**Trecho selecionado:**
================
Pular para o conteúdo principal

A CARTEIRADA MORAL QUE ASSOLA O BRASIL


Ainda vamos ouvir falar de "carteirada moral" ou dos "quenuncas".

A banalização da noção de que "todo mundo erra" e a ostentação desta ideia por parte de certas pessoas revela a triste realidade do nosso país.

É a desigual preocupação das pessoas com os erros alheios.

Desde que Michel Temer assumiu o poder, uma realidade desafia seriamente a percepção das pessoas, que passaram a ter uma preocupante despreocupação com as coisas da vida.

Pouco antes, esse mesmo pessoal se enfurecia só de ver uma foto ou imagem de Lula ou Dilma Rousseff, uma só que fosse de cada um.

Hoje vemos erros da mais extrema e nociva gravidade, que podem afetar as vidas dos brasileiros, e as pessoas nem estão aí.

Andando pelas ruas, as pessoas em boa parte fazem a gente pensar que elas vivem no paraíso.

Vemos políticos expressarem abertamente graves preconceitos sociais, de maneira violenta, como os Bolsonaro, e as pessoas ainda dão atenção a eles no Twitter, Facebook e outras mídias sociais.

Recentemente, Breno Solon Borges, um filho de desembargadora do Mato Grosso do Sul, apreendido com drogas e considerado de alta periculosidade, trocou facilmente a prisão por uma internação para tratar do "vício".

Pouco antes Rafael Braga, negro e pobre, foi preso no Rio de Janeiro porque segurava um frasco de Pinho Sol e outro de cloro, que ele usaria para trabalhos domésticos. Foi tido como "terrorista" e "traficante".

Rafael foi para o Complexo de Bangu, também no Rio, por um simples porte de material de limpeza.

Breno, que também foi pego em flagrante (!) por porte de armas, era acusado de envolvimento com o PCC, mas foi solto e só fará tratamento de reabilitação.
================
Dados de anotação de caixas
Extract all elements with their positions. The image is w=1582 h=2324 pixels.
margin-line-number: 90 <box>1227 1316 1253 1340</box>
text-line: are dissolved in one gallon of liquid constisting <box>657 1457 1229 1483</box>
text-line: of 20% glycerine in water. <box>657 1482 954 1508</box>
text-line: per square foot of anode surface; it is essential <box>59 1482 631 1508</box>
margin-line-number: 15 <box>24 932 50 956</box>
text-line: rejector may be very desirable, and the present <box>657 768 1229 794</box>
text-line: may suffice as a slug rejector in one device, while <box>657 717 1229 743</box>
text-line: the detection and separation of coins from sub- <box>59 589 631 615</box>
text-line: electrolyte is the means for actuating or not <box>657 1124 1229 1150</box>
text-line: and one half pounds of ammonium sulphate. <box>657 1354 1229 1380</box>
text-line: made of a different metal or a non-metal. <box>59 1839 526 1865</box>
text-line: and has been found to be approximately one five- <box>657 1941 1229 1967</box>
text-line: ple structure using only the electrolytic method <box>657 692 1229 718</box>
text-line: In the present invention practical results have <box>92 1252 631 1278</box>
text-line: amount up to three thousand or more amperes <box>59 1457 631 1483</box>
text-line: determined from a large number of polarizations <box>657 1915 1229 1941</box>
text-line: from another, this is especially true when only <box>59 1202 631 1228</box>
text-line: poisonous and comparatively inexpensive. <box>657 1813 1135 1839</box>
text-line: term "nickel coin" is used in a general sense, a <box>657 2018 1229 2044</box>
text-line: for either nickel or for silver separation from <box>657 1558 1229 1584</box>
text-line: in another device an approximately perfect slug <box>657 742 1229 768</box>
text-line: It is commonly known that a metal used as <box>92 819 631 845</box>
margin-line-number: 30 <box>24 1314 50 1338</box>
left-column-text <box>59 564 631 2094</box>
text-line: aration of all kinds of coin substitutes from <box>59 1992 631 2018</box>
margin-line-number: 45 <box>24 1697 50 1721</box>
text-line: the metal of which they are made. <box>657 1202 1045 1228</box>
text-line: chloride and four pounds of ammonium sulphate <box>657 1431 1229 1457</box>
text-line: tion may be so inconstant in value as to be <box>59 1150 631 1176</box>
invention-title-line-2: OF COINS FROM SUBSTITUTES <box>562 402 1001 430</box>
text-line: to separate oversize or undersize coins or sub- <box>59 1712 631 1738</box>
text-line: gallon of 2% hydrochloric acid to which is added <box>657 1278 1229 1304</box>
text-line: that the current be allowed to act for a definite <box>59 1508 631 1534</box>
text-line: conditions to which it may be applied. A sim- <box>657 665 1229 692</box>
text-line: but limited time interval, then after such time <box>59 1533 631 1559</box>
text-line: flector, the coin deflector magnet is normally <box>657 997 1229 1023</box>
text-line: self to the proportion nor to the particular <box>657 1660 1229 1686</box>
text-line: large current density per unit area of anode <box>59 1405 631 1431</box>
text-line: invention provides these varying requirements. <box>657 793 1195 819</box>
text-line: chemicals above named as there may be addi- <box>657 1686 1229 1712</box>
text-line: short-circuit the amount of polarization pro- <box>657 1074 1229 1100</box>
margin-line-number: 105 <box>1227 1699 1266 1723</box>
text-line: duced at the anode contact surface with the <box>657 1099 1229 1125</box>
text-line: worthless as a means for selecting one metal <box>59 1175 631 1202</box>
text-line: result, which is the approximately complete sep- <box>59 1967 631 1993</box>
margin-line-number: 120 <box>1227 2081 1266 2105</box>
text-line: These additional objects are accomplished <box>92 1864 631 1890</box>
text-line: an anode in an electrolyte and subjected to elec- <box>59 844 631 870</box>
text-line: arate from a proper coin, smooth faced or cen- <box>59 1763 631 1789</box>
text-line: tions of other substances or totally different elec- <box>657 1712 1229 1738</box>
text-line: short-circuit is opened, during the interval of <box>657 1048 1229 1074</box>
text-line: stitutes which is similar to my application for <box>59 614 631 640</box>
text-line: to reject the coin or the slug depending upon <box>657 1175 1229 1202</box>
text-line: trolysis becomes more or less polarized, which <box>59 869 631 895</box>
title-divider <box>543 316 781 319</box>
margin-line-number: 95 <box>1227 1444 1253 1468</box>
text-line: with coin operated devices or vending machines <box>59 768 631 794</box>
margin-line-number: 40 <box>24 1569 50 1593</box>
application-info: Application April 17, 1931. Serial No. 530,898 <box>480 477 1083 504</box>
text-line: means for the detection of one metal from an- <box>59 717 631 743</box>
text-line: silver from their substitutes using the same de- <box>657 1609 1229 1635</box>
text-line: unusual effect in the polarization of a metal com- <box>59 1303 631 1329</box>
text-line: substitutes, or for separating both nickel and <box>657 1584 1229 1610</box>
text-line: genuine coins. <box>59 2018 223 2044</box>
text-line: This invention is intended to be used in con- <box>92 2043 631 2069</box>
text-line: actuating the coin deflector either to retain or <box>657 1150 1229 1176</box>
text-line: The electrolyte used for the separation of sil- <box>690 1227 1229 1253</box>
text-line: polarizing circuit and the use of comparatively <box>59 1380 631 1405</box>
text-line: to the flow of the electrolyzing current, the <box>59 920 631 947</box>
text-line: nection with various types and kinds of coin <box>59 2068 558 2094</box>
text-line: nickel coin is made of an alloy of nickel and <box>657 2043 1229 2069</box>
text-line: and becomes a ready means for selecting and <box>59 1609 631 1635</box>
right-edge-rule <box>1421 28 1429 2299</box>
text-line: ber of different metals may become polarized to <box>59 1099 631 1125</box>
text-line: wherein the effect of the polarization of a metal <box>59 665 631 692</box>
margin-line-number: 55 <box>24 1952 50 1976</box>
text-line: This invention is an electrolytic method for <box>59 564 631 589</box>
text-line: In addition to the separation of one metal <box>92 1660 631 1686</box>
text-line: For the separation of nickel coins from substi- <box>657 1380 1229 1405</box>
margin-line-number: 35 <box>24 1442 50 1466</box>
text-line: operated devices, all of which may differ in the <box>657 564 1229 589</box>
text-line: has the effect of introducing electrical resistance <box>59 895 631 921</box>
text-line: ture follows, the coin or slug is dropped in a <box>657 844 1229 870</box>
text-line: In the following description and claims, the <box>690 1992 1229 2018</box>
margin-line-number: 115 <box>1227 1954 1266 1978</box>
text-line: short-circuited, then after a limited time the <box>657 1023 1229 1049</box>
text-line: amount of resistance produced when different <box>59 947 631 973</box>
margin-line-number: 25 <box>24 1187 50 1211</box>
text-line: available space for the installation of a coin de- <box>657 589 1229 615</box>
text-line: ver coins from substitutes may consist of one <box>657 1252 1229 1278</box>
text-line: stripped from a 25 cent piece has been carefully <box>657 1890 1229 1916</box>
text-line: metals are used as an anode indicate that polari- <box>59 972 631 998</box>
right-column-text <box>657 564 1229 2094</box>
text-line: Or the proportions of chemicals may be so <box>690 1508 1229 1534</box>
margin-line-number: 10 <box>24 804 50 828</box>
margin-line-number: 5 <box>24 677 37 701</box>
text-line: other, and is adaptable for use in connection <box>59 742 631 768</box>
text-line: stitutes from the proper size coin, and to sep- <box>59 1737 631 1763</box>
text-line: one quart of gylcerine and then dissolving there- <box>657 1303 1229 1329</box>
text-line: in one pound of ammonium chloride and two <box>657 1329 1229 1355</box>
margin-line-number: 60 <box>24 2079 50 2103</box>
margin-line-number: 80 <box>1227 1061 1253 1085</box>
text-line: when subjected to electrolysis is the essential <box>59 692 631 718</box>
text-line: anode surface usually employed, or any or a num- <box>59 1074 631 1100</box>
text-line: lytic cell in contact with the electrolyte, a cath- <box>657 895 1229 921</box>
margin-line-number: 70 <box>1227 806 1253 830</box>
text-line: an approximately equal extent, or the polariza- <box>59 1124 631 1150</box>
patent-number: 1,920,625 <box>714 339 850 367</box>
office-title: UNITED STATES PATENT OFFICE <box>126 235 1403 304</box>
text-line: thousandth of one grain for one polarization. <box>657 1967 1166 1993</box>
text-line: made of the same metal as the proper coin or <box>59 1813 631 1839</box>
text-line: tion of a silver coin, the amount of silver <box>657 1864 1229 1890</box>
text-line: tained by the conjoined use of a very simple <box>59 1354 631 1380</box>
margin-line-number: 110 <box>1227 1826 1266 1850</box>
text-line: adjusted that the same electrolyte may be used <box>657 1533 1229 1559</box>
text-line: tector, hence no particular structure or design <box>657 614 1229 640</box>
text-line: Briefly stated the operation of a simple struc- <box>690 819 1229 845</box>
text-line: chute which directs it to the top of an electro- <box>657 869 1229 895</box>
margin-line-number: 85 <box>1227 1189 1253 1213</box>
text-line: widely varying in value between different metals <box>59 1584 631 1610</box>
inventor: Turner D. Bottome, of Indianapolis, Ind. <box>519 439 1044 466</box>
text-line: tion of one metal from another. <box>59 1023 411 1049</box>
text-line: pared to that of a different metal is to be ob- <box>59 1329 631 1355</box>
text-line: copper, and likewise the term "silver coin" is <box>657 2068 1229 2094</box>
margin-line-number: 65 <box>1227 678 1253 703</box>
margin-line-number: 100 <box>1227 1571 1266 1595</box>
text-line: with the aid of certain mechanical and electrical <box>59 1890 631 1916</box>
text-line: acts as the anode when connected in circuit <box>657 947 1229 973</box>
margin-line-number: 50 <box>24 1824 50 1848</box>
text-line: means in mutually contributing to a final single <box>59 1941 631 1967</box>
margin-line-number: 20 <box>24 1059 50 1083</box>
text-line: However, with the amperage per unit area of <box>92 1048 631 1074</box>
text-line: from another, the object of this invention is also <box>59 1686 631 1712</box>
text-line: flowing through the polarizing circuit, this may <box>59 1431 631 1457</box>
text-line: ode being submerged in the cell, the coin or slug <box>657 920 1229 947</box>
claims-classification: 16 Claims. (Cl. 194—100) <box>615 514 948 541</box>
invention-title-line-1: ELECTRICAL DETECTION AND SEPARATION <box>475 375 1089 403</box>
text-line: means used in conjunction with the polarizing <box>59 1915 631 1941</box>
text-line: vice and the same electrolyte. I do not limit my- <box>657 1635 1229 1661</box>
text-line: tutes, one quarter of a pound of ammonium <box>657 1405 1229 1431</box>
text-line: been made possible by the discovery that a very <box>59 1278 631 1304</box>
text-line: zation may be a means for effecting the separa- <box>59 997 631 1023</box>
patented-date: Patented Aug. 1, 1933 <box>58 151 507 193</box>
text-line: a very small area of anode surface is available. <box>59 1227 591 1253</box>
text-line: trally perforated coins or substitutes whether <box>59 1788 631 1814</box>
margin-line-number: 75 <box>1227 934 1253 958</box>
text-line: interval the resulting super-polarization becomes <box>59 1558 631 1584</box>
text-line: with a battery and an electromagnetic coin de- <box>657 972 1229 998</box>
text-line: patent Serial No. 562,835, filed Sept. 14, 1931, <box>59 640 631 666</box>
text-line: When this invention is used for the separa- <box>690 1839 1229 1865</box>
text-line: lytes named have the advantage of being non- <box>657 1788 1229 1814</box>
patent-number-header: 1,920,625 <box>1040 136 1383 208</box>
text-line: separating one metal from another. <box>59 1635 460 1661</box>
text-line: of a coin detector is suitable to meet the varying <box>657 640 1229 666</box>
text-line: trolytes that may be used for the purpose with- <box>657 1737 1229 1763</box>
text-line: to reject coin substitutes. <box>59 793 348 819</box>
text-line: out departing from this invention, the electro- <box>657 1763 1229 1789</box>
================
**Questões propostas:**
A: Responda com base no texto sobre a carteirada moral:
(i) De que estado é a desembargadora mãe de Breno Solon Borges?
(ii) Que produtos Rafael Braga segurava quando foi preso?
(iii) Para que complexo Rafael foi levado?
B: Transcreva do texto sobre a carteirada moral o trecho que começa com as palavras "Pouco antes, esse" e termina com "outras mídias sociais.".

**Respostas das questões:**
A:
(i) Ela é do Mato Grosso do Sul.
(ii) Ele segurava um frasco de Pinho Sol e outro de cloro.
(iii) Ele foi levado para o Complexo de Bangu.

B:
Pouco antes, esse mesmo pessoal se enfurecia só de ver uma foto ou imagem de Lula ou Dilma Rousseff, uma só que fosse de cada um.

Hoje vemos erros da mais extrema e nociva gravidade, que podem afetar as vidas dos brasileiros, e as pessoas nem estão aí.

Andando pelas ruas, as pessoas em boa parte fazem a gente pensar que elas vivem no paraíso.

Vemos políticos expressarem abertamente graves preconceitos sociais, de maneira violenta, como os Bolsonaro, e as pessoas ainda dão atenção a eles no Twitter, Facebook e outras mídias sociais.